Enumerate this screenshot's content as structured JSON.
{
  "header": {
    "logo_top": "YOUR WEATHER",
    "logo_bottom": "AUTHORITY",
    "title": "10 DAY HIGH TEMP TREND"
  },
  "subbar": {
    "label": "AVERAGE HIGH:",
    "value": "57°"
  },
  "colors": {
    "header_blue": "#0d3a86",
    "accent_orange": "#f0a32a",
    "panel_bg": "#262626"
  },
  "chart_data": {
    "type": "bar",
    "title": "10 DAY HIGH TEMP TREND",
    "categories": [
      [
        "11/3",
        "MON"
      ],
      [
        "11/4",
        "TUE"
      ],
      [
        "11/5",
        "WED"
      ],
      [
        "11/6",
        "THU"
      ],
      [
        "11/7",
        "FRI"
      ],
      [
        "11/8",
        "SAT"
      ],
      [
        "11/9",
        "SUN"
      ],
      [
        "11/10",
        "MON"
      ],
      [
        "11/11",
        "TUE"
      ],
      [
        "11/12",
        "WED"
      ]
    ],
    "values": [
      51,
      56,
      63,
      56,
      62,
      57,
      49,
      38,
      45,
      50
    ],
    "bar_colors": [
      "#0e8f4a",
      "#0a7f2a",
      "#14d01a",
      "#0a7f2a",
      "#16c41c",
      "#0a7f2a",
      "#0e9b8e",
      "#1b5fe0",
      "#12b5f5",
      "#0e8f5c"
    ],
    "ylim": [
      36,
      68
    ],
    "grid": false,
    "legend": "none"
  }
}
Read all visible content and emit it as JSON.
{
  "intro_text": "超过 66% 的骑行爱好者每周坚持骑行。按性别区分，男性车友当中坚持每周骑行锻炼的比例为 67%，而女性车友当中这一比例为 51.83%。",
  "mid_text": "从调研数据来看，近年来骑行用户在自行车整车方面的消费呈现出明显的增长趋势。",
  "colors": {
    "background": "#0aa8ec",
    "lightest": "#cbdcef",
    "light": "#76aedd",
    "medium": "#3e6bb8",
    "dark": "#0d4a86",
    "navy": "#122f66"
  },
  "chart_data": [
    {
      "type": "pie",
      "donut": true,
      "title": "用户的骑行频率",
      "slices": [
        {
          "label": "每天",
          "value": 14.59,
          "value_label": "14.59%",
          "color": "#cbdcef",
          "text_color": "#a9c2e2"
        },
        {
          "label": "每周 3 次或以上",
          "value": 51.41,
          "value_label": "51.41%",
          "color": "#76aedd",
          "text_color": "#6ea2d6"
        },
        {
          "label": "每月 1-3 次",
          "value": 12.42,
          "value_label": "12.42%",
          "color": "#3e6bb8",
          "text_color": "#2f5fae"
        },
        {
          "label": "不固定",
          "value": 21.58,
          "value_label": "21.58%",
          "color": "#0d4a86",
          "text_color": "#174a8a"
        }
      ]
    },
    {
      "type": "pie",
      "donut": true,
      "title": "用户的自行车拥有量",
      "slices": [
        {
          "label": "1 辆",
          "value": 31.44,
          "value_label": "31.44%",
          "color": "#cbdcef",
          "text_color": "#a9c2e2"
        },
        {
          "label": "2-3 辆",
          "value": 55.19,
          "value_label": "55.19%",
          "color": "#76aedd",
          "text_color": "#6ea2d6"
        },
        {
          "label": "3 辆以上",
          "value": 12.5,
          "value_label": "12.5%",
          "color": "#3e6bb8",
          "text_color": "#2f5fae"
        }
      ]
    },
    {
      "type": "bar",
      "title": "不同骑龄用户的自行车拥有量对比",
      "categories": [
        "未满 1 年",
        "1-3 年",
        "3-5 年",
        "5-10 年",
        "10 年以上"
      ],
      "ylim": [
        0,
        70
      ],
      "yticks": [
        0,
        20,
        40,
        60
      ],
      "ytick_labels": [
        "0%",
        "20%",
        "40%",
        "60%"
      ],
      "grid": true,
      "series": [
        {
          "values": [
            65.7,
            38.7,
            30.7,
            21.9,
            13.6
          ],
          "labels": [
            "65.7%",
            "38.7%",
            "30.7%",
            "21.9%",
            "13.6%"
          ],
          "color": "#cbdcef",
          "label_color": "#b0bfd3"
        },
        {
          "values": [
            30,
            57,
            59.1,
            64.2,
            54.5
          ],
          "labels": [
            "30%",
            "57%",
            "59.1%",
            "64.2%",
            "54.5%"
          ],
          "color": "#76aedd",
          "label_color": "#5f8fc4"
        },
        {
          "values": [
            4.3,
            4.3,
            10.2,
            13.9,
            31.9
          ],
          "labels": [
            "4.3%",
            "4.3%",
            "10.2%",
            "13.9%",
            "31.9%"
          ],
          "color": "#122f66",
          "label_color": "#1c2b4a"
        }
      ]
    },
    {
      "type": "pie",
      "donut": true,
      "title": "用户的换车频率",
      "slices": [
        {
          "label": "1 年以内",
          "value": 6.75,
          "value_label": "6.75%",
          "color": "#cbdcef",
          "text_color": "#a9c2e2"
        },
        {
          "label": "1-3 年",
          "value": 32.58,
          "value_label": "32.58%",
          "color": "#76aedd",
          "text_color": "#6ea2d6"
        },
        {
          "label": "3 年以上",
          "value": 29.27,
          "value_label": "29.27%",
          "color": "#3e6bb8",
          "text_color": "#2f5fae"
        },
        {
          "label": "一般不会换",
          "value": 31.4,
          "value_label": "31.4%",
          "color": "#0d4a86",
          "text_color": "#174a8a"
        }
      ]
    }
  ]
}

▶ [Exercise aim]:
Return the full listing, character for character.

▶ [Response to the task]:
Enumerate this screenshot's content as structured JSON.
{
  "header": {
    "logo_top": "YOUR WEATHER",
    "logo_bottom": "AUTHORITY",
    "title": "10 DAY HIGH TEMP TREND"
  },
  "subbar": {
    "label": "AVERAGE HIGH:",
    "value": "57°"
  },
  "colors": {
    "header_blue": "#0d3a86",
    "accent_orange": "#f0a32a",
    "panel_bg": "#262626"
  },
  "chart_data": {
    "type": "bar",
    "title": "10 DAY HIGH TEMP TREND",
    "categories": [
      [
        "11/3",
        "MON"
      ],
      [
        "11/4",
        "TUE"
      ],
      [
        "11/5",
        "WED"
      ],
      [
        "11/6",
        "THU"
      ],
      [
        "11/7",
        "FRI"
      ],
      [
        "11/8",
        "SAT"
      ],
      [
        "11/9",
        "SUN"
      ],
      [
        "11/10",
        "MON"
      ],
      [
        "11/11",
        "TUE"
      ],
      [
        "11/12",
        "WED"
      ]
    ],
    "values": [
      51,
      56,
      63,
      56,
      62,
      57,
      49,
      38,
      45,
      50
    ],
    "bar_colors": [
      "#0e8f4a",
      "#0a7f2a",
      "#14d01a",
      "#0a7f2a",
      "#16c41c",
      "#0a7f2a",
      "#0e9b8e",
      "#1b5fe0",
      "#12b5f5",
      "#0e8f5c"
    ],
    "ylim": [
      36,
      68
    ],
    "grid": false,
    "legend": "none"
  }
}
Read all visible content and emit it as JSON.
{
  "intro_text": "超过 66% 的骑行爱好者每周坚持骑行。按性别区分，男性车友当中坚持每周骑行锻炼的比例为 67%，而女性车友当中这一比例为 51.83%。",
  "mid_text": "从调研数据来看，近年来骑行用户在自行车整车方面的消费呈现出明显的增长趋势。",
  "colors": {
    "background": "#0aa8ec",
    "lightest": "#cbdcef",
    "light": "#76aedd",
    "medium": "#3e6bb8",
    "dark": "#0d4a86",
    "navy": "#122f66"
  },
  "chart_data": [
    {
      "type": "pie",
      "donut": true,
      "title": "用户的骑行频率",
      "slices": [
        {
          "label": "每天",
          "value": 14.59,
          "value_label": "14.59%",
          "color": "#cbdcef",
          "text_color": "#a9c2e2"
        },
        {
          "label": "每周 3 次或以上",
          "value": 51.41,
          "value_label": "51.41%",
          "color": "#76aedd",
          "text_color": "#6ea2d6"
        },
        {
          "label": "每月 1-3 次",
          "value": 12.42,
          "value_label": "12.42%",
          "color": "#3e6bb8",
          "text_color": "#2f5fae"
        },
        {
          "label": "不固定",
          "value": 21.58,
          "value_label": "21.58%",
          "color": "#0d4a86",
          "text_color": "#174a8a"
        }
      ]
    },
    {
      "type": "pie",
      "donut": true,
      "title": "用户的自行车拥有量",
      "slices": [
        {
          "label": "1 辆",
          "value": 31.44,
          "value_label": "31.44%",
          "color": "#cbdcef",
          "text_color": "#a9c2e2"
        },
        {
          "label": "2-3 辆",
          "value": 55.19,
          "value_label": "55.19%",
          "color": "#76aedd",
          "text_color": "#6ea2d6"
        },
        {
          "label": "3 辆以上",
          "value": 12.5,
          "value_label": "12.5%",
          "color": "#3e6bb8",
          "text_color": "#2f5fae"
        }
      ]
    },
    {
      "type": "bar",
      "title": "不同骑龄用户的自行车拥有量对比",
      "categories": [
        "未满 1 年",
        "1-3 年",
        "3-5 年",
        "5-10 年",
        "10 年以上"
      ],
      "ylim": [
        0,
        70
      ],
      "yticks": [
        0,
        20,
        40,
        60
      ],
      "ytick_labels": [
        "0%",
        "20%",
        "40%",
        "60%"
      ],
      "grid": true,
      "series": [
        {
          "values": [
            65.7,
            38.7,
            30.7,
            21.9,
            13.6
          ],
          "labels": [
            "65.7%",
            "38.7%",
            "30.7%",
            "21.9%",
            "13.6%"
          ],
          "color": "#cbdcef",
          "label_color": "#b0bfd3"
        },
        {
          "values": [
            30,
            57,
            59.1,
            64.2,
            54.5
          ],
          "labels": [
            "30%",
            "57%",
            "59.1%",
            "64.2%",
            "54.5%"
          ],
          "color": "#76aedd",
          "label_color": "#5f8fc4"
        },
        {
          "values": [
            4.3,
            4.3,
            10.2,
            13.9,
            31.9
          ],
          "labels": [
            "4.3%",
            "4.3%",
            "10.2%",
            "13.9%",
            "31.9%"
          ],
          "color": "#122f66",
          "label_color": "#1c2b4a"
        }
      ]
    },
    {
      "type": "pie",
      "donut": true,
      "title": "用户的换车频率",
      "slices": [
        {
          "label": "1 年以内",
          "value": 6.75,
          "value_label": "6.75%",
          "color": "#cbdcef",
          "text_color": "#a9c2e2"
        },
        {
          "label": "1-3 年",
          "value": 32.58,
          "value_label": "32.58%",
          "color": "#76aedd",
          "text_color": "#6ea2d6"
        },
        {
          "label": "3 年以上",
          "value": 29.27,
          "value_label": "29.27%",
          "color": "#3e6bb8",
          "text_color": "#2f5fae"
        },
        {
          "label": "一般不会换",
          "value": 31.4,
          "value_label": "31.4%",
          "color": "#0d4a86",
          "text_color": "#174a8a"
        }
      ]
    }
  ]
}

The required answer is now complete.